▼▼▼

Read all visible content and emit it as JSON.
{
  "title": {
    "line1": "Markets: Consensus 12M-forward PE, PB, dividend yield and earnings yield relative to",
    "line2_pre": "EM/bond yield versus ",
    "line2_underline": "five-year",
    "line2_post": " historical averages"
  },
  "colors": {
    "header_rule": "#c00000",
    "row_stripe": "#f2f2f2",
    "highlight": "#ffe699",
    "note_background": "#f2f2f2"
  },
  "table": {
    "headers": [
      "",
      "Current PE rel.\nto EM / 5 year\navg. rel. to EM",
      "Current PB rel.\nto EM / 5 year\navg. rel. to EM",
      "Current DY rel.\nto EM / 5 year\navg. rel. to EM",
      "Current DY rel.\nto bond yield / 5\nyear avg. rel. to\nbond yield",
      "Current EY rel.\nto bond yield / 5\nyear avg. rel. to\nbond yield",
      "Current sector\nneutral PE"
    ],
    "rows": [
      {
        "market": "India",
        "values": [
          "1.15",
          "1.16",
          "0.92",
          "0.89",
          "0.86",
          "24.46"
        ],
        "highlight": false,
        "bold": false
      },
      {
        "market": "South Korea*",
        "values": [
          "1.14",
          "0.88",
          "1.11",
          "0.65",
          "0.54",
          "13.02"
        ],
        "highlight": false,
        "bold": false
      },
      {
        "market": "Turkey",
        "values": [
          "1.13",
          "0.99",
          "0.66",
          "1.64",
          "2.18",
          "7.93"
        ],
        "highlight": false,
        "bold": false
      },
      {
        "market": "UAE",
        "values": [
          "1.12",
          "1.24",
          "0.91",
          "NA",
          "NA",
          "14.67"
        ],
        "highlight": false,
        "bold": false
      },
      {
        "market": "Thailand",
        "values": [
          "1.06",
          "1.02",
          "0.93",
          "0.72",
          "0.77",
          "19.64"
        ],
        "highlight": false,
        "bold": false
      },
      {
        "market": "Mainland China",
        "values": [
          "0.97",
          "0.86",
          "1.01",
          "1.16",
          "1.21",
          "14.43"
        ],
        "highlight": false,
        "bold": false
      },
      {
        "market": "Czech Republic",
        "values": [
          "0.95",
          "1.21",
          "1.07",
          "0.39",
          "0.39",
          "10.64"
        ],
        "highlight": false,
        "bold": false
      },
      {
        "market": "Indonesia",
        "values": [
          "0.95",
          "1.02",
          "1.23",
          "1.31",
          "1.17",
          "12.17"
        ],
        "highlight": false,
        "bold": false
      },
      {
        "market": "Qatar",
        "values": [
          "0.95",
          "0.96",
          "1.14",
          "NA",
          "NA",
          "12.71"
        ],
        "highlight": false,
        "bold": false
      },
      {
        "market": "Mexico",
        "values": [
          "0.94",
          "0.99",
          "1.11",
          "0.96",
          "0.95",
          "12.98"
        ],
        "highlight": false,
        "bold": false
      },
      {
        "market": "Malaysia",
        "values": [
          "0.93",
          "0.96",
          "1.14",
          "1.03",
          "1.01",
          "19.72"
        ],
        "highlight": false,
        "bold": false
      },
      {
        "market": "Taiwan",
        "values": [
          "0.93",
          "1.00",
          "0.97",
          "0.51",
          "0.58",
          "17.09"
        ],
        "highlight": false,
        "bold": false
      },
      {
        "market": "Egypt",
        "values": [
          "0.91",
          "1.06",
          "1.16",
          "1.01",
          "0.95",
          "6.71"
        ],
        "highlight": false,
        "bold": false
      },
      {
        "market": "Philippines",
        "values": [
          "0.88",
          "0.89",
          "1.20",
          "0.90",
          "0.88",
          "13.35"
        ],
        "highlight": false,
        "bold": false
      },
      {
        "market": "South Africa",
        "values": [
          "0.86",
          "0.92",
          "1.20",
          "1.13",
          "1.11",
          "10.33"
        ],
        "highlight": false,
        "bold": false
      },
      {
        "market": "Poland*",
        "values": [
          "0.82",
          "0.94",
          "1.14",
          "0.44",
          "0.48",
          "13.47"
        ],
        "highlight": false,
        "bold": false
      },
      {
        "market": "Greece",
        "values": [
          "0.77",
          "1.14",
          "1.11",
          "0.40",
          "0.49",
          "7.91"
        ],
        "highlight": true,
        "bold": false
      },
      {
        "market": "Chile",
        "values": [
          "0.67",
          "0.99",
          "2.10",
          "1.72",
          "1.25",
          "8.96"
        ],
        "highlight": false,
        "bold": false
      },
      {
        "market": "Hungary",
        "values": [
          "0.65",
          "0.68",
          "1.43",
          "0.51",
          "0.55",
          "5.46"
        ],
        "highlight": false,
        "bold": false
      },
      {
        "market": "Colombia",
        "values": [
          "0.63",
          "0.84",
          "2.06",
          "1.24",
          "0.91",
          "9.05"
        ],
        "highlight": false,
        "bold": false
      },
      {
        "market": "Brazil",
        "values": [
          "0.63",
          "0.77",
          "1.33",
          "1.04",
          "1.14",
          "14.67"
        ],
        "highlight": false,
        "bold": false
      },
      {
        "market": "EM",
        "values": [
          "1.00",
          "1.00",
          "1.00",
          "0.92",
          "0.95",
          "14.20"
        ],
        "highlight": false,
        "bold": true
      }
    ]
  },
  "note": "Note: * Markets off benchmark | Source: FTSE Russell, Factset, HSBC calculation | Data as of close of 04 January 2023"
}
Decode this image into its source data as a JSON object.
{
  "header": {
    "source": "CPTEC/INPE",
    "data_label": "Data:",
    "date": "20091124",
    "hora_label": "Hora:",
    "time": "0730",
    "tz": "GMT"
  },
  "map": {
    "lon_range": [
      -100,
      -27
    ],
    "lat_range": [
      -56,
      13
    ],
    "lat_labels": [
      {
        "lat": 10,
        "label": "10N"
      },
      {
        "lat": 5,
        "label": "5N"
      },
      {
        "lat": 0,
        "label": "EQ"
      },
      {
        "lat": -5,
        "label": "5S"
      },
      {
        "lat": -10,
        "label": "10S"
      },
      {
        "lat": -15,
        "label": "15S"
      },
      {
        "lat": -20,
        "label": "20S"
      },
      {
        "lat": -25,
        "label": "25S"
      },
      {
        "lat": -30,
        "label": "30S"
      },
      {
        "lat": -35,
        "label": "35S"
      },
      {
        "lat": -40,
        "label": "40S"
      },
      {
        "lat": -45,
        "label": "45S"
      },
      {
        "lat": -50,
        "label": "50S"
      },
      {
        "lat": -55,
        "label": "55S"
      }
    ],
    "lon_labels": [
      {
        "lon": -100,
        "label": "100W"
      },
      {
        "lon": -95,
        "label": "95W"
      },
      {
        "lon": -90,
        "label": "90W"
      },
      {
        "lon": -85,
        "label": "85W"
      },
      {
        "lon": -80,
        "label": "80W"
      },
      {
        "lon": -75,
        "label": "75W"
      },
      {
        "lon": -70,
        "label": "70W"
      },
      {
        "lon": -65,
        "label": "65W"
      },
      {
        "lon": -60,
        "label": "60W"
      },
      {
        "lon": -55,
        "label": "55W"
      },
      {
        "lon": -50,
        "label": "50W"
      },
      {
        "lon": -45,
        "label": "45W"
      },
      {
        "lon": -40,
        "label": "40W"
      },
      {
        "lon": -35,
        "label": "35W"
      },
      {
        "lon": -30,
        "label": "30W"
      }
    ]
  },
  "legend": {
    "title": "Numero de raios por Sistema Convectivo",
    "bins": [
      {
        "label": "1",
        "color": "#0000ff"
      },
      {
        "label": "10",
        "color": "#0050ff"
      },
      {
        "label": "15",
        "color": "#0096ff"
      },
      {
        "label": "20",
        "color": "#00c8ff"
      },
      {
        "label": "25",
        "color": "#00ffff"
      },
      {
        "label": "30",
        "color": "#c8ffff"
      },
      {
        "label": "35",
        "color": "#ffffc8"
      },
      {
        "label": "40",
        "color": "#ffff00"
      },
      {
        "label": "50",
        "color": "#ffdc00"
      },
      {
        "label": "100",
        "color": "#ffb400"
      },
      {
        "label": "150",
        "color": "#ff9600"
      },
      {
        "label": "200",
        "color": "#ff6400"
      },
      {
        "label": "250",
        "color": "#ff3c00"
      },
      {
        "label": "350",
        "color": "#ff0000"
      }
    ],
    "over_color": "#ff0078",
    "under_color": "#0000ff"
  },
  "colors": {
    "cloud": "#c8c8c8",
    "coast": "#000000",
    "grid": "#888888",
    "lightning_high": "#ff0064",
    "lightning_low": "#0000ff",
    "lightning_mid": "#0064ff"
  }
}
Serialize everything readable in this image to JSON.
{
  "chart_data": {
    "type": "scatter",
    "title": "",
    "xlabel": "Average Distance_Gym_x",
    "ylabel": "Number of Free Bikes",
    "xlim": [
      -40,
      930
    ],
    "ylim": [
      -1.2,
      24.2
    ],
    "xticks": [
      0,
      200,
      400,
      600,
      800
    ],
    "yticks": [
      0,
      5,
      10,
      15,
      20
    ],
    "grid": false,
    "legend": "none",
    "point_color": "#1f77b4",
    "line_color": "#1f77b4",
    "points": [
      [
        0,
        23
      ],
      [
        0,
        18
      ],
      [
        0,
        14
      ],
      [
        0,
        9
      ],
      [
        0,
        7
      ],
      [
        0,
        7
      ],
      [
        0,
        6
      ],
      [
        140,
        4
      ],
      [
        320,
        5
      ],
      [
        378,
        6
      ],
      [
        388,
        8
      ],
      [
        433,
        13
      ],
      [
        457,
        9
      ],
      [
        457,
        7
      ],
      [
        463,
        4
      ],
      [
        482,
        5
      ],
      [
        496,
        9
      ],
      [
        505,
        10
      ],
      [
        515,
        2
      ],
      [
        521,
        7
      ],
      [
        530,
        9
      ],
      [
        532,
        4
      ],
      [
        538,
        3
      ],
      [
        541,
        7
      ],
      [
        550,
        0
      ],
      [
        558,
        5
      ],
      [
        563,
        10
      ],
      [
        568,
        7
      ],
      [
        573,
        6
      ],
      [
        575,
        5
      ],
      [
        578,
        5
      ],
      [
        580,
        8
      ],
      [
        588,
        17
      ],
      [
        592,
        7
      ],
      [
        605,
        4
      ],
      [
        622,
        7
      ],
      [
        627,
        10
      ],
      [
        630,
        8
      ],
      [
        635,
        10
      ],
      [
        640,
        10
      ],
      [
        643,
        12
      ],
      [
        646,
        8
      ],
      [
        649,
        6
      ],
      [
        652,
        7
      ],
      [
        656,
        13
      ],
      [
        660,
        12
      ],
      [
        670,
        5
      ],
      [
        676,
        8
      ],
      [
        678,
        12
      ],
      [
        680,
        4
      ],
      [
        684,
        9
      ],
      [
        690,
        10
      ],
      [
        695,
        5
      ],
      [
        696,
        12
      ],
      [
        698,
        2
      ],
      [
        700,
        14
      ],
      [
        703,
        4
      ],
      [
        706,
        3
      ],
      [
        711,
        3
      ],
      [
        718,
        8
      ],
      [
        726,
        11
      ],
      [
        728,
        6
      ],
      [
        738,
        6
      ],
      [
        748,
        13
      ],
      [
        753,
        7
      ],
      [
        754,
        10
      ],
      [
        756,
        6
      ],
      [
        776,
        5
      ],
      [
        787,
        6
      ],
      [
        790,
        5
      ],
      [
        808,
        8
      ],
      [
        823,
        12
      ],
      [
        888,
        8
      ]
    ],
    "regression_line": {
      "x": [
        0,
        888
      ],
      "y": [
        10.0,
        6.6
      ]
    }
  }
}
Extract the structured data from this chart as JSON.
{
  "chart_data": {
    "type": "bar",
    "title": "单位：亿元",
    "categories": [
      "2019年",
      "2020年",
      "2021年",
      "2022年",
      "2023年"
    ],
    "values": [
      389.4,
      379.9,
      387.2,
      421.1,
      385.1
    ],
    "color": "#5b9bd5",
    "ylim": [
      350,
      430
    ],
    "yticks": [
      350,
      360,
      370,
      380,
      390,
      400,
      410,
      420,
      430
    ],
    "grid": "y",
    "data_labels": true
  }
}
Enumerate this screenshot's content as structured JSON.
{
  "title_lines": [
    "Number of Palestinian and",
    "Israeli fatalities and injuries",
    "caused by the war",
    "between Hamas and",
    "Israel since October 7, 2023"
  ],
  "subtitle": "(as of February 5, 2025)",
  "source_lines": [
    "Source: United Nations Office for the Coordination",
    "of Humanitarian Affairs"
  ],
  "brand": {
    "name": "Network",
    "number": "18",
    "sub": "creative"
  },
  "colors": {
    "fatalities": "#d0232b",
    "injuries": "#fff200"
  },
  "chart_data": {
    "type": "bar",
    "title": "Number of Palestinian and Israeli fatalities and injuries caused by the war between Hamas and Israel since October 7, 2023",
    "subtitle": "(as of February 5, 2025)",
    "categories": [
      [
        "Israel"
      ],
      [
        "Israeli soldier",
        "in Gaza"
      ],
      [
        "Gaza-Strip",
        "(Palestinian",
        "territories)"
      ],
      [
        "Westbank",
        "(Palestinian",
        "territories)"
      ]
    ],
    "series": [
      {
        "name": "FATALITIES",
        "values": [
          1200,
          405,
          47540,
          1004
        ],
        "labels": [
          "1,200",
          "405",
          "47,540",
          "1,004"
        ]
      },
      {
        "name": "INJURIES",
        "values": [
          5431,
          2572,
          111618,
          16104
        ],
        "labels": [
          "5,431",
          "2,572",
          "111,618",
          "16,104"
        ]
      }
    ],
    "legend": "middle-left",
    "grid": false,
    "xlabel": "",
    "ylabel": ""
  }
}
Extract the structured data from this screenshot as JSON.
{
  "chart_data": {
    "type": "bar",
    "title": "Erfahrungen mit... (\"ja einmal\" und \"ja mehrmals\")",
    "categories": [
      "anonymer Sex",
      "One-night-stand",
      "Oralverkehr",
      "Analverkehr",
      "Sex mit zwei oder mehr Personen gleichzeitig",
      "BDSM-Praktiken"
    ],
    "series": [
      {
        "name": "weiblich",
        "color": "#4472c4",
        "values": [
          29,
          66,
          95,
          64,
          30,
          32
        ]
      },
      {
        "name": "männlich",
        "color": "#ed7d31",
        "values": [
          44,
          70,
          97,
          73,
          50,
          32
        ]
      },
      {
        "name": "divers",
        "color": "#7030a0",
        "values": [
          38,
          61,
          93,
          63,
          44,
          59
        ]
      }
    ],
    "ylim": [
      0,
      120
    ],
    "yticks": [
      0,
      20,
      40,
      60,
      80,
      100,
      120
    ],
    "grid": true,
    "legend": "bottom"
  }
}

▲▲▲

Your task is to write out the lines from the one with "Extract the structured data from this screenshot" through the end of the records, exactly and with nothing added.

ANSWER TO THIS PROBLEM:
Extract the structured data from this screenshot as JSON.
{
  "chart_data": {
    "type": "bar",
    "title": "Erfahrungen mit... (\"ja einmal\" und \"ja mehrmals\")",
    "categories": [
      "anonymer Sex",
      "One-night-stand",
      "Oralverkehr",
      "Analverkehr",
      "Sex mit zwei oder mehr Personen gleichzeitig",
      "BDSM-Praktiken"
    ],
    "series": [
      {
        "name": "weiblich",
        "color": "#4472c4",
        "values": [
          29,
          66,
          95,
          64,
          30,
          32
        ]
      },
      {
        "name": "männlich",
        "color": "#ed7d31",
        "values": [
          44,
          70,
          97,
          73,
          50,
          32
        ]
      },
      {
        "name": "divers",
        "color": "#7030a0",
        "values": [
          38,
          61,
          93,
          63,
          44,
          59
        ]
      }
    ],
    "ylim": [
      0,
      120
    ],
    "yticks": [
      0,
      20,
      40,
      60,
      80,
      100,
      120
    ],
    "grid": true,
    "legend": "bottom"
  }
}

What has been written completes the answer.